EXERCISE PROMPT - Go through the entries below and write each one out exactly.

----

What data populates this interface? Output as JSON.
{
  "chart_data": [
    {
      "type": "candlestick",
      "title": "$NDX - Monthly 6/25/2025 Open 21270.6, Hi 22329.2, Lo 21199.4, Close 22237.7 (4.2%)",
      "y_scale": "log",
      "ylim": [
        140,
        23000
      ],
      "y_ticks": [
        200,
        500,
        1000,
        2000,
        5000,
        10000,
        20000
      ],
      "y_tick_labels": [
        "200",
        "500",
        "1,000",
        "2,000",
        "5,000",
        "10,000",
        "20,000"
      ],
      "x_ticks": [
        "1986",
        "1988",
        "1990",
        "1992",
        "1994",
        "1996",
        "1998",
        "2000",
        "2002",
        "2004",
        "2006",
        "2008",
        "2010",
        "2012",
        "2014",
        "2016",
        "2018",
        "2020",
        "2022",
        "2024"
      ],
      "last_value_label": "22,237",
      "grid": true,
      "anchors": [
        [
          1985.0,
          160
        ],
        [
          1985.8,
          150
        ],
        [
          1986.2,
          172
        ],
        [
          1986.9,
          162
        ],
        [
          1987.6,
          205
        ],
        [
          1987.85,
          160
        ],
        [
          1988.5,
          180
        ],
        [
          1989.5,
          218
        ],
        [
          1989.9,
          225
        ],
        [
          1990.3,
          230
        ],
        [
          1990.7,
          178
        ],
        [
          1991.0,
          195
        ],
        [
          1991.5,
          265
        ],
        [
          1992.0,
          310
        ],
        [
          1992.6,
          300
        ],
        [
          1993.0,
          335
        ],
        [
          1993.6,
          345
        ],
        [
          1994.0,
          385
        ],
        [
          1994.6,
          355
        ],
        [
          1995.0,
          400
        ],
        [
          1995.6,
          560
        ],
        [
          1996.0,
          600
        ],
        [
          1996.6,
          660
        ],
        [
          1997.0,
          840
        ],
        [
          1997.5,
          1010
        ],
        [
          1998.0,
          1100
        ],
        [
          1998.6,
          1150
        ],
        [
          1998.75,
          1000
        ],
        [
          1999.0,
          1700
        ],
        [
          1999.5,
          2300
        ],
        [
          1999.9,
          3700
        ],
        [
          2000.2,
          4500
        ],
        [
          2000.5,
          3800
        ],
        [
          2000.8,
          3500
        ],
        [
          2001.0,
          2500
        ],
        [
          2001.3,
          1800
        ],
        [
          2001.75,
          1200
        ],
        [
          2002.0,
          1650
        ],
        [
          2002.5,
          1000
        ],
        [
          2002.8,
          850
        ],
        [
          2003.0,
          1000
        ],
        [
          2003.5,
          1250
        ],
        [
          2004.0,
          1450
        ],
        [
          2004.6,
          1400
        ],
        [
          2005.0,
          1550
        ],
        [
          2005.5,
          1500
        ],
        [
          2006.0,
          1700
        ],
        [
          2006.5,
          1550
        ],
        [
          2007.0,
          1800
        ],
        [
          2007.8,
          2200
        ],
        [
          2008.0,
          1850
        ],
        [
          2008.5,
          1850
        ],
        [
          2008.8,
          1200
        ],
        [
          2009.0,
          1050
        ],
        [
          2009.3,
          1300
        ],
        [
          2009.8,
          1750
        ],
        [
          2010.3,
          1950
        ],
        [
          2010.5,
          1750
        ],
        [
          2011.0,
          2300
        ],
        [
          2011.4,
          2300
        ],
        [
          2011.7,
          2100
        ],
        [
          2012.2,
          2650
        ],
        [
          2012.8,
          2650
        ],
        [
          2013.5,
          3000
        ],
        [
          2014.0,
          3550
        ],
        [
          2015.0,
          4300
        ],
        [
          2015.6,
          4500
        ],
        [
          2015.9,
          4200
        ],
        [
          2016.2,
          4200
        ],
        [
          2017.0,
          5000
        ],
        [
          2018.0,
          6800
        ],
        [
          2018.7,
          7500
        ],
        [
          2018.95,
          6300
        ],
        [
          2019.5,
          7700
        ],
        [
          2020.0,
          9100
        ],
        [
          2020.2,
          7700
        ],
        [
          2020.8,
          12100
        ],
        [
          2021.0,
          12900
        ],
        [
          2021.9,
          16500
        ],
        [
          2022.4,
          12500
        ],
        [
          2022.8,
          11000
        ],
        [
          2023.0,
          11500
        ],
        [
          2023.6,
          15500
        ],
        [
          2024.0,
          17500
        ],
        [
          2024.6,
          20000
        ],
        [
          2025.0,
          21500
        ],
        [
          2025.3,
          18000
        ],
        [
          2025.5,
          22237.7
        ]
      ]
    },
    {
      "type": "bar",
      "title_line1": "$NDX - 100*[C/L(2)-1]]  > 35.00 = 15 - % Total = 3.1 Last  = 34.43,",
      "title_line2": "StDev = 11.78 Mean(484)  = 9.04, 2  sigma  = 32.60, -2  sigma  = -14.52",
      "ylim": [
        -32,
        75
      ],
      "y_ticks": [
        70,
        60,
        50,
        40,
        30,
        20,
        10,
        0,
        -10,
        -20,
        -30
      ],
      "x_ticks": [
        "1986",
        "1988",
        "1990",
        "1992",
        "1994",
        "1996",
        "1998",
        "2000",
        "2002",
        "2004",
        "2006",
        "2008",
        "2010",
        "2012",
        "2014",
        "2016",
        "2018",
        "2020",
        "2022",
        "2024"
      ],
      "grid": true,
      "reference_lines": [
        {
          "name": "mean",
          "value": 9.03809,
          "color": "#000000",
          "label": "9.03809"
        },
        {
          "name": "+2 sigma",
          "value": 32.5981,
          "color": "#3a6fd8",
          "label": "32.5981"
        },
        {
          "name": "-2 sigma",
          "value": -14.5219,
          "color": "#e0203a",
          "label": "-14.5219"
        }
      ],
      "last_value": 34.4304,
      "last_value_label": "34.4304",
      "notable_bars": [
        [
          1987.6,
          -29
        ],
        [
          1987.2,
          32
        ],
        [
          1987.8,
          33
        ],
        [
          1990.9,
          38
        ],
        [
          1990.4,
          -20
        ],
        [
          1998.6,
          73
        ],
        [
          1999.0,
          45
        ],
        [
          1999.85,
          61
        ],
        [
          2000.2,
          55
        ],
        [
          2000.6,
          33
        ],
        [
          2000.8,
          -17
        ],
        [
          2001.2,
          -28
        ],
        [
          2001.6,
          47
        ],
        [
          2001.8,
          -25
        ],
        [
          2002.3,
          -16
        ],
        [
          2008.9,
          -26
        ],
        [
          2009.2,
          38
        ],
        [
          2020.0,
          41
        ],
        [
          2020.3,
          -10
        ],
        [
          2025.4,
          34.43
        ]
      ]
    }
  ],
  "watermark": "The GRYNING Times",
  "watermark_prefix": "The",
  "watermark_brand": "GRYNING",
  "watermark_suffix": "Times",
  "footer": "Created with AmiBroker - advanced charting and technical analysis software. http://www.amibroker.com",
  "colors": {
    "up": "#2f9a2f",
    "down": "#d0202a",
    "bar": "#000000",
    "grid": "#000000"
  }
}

----

WRITTEN ANSWER -
What data populates this interface? Output as JSON.
{
  "chart_data": [
    {
      "type": "candlestick",
      "title": "$NDX - Monthly 6/25/2025 Open 21270.6, Hi 22329.2, Lo 21199.4, Close 22237.7 (4.2%)",
      "y_scale": "log",
      "ylim": [
        140,
        23000
      ],
      "y_ticks": [
        200,
        500,
        1000,
        2000,
        5000,
        10000,
        20000
      ],
      "y_tick_labels": [
        "200",
        "500",
        "1,000",
        "2,000",
        "5,000",
        "10,000",
        "20,000"
      ],
      "x_ticks": [
        "1986",
        "1988",
        "1990",
        "1992",
        "1994",
        "1996",
        "1998",
        "2000",
        "2002",
        "2004",
        "2006",
        "2008",
        "2010",
        "2012",
        "2014",
        "2016",
        "2018",
        "2020",
        "2022",
        "2024"
      ],
      "last_value_label": "22,237",
      "grid": true,
      "anchors": [
        [
          1985.0,
          160
        ],
        [
          1985.8,
          150
        ],
        [
          1986.2,
          172
        ],
        [
          1986.9,
          162
        ],
        [
          1987.6,
          205
        ],
        [
          1987.85,
          160
        ],
        [
          1988.5,
          180
        ],
        [
          1989.5,
          218
        ],
        [
          1989.9,
          225
        ],
        [
          1990.3,
          230
        ],
        [
          1990.7,
          178
        ],
        [
          1991.0,
          195
        ],
        [
          1991.5,
          265
        ],
        [
          1992.0,
          310
        ],
        [
          1992.6,
          300
        ],
        [
          1993.0,
          335
        ],
        [
          1993.6,
          345
        ],
        [
          1994.0,
          385
        ],
        [
          1994.6,
          355
        ],
        [
          1995.0,
          400
        ],
        [
          1995.6,
          560
        ],
        [
          1996.0,
          600
        ],
        [
          1996.6,
          660
        ],
        [
          1997.0,
          840
        ],
        [
          1997.5,
          1010
        ],
        [
          1998.0,
          1100
        ],
        [
          1998.6,
          1150
        ],
        [
          1998.75,
          1000
        ],
        [
          1999.0,
          1700
        ],
        [
          1999.5,
          2300
        ],
        [
          1999.9,
          3700
        ],
        [
          2000.2,
          4500
        ],
        [
          2000.5,
          3800
        ],
        [
          2000.8,
          3500
        ],
        [
          2001.0,
          2500
        ],
        [
          2001.3,
          1800
        ],
        [
          2001.75,
          1200
        ],
        [
          2002.0,
          1650
        ],
        [
          2002.5,
          1000
        ],
        [
          2002.8,
          850
        ],
        [
          2003.0,
          1000
        ],
        [
          2003.5,
          1250
        ],
        [
          2004.0,
          1450
        ],
        [
          2004.6,
          1400
        ],
        [
          2005.0,
          1550
        ],
        [
          2005.5,
          1500
        ],
        [
          2006.0,
          1700
        ],
        [
          2006.5,
          1550
        ],
        [
          2007.0,
          1800
        ],
        [
          2007.8,
          2200
        ],
        [
          2008.0,
          1850
        ],
        [
          2008.5,
          1850
        ],
        [
          2008.8,
          1200
        ],
        [
          2009.0,
          1050
        ],
        [
          2009.3,
          1300
        ],
        [
          2009.8,
          1750
        ],
        [
          2010.3,
          1950
        ],
        [
          2010.5,
          1750
        ],
        [
          2011.0,
          2300
        ],
        [
          2011.4,
          2300
        ],
        [
          2011.7,
          2100
        ],
        [
          2012.2,
          2650
        ],
        [
          2012.8,
          2650
        ],
        [
          2013.5,
          3000
        ],
        [
          2014.0,
          3550
        ],
        [
          2015.0,
          4300
        ],
        [
          2015.6,
          4500
        ],
        [
          2015.9,
          4200
        ],
        [
          2016.2,
          4200
        ],
        [
          2017.0,
          5000
        ],
        [
          2018.0,
          6800
        ],
        [
          2018.7,
          7500
        ],
        [
          2018.95,
          6300
        ],
        [
          2019.5,
          7700
        ],
        [
          2020.0,
          9100
        ],
        [
          2020.2,
          7700
        ],
        [
          2020.8,
          12100
        ],
        [
          2021.0,
          12900
        ],
        [
          2021.9,
          16500
        ],
        [
          2022.4,
          12500
        ],
        [
          2022.8,
          11000
        ],
        [
          2023.0,
          11500
        ],
        [
          2023.6,
          15500
        ],
        [
          2024.0,
          17500
        ],
        [
          2024.6,
          20000
        ],
        [
          2025.0,
          21500
        ],
        [
          2025.3,
          18000
        ],
        [
          2025.5,
          22237.7
        ]
      ]
    },
    {
      "type": "bar",
      "title_line1": "$NDX - 100*[C/L(2)-1]]  > 35.00 = 15 - % Total = 3.1 Last  = 34.43,",
      "title_line2": "StDev = 11.78 Mean(484)  = 9.04, 2  sigma  = 32.60, -2  sigma  = -14.52",
      "ylim": [
        -32,
        75
      ],
      "y_ticks": [
        70,
        60,
        50,
        40,
        30,
        20,
        10,
        0,
        -10,
        -20,
        -30
      ],
      "x_ticks": [
        "1986",
        "1988",
        "1990",
        "1992",
        "1994",
        "1996",
        "1998",
        "2000",
        "2002",
        "2004",
        "2006",
        "2008",
        "2010",
        "2012",
        "2014",
        "2016",
        "2018",
        "2020",
        "2022",
        "2024"
      ],
      "grid": true,
      "reference_lines": [
        {
          "name": "mean",
          "value": 9.03809,
          "color": "#000000",
          "label": "9.03809"
        },
        {
          "name": "+2 sigma",
          "value": 32.5981,
          "color": "#3a6fd8",
          "label": "32.5981"
        },
        {
          "name": "-2 sigma",
          "value": -14.5219,
          "color": "#e0203a",
          "label": "-14.5219"
        }
      ],
      "last_value": 34.4304,
      "last_value_label": "34.4304",
      "notable_bars": [
        [
          1987.6,
          -29
        ],
        [
          1987.2,
          32
        ],
        [
          1987.8,
          33
        ],
        [
          1990.9,
          38
        ],
        [
          1990.4,
          -20
        ],
        [
          1998.6,
          73
        ],
        [
          1999.0,
          45
        ],
        [
          1999.85,
          61
        ],
        [
          2000.2,
          55
        ],
        [
          2000.6,
          33
        ],
        [
          2000.8,
          -17
        ],
        [
          2001.2,
          -28
        ],
        [
          2001.6,
          47
        ],
        [
          2001.8,
          -25
        ],
        [
          2002.3,
          -16
        ],
        [
          2008.9,
          -26
        ],
        [
          2009.2,
          38
        ],
        [
          2020.0,
          41
        ],
        [
          2020.3,
          -10
        ],
        [
          2025.4,
          34.43
        ]
      ]
    }
  ],
  "watermark": "The GRYNING Times",
  "watermark_prefix": "The",
  "watermark_brand": "GRYNING",
  "watermark_suffix": "Times",
  "footer": "Created with AmiBroker - advanced charting and technical analysis software. http://www.amibroker.com",
  "colors": {
    "up": "#2f9a2f",
    "down": "#d0202a",
    "bar": "#000000",
    "grid": "#000000"
  }
}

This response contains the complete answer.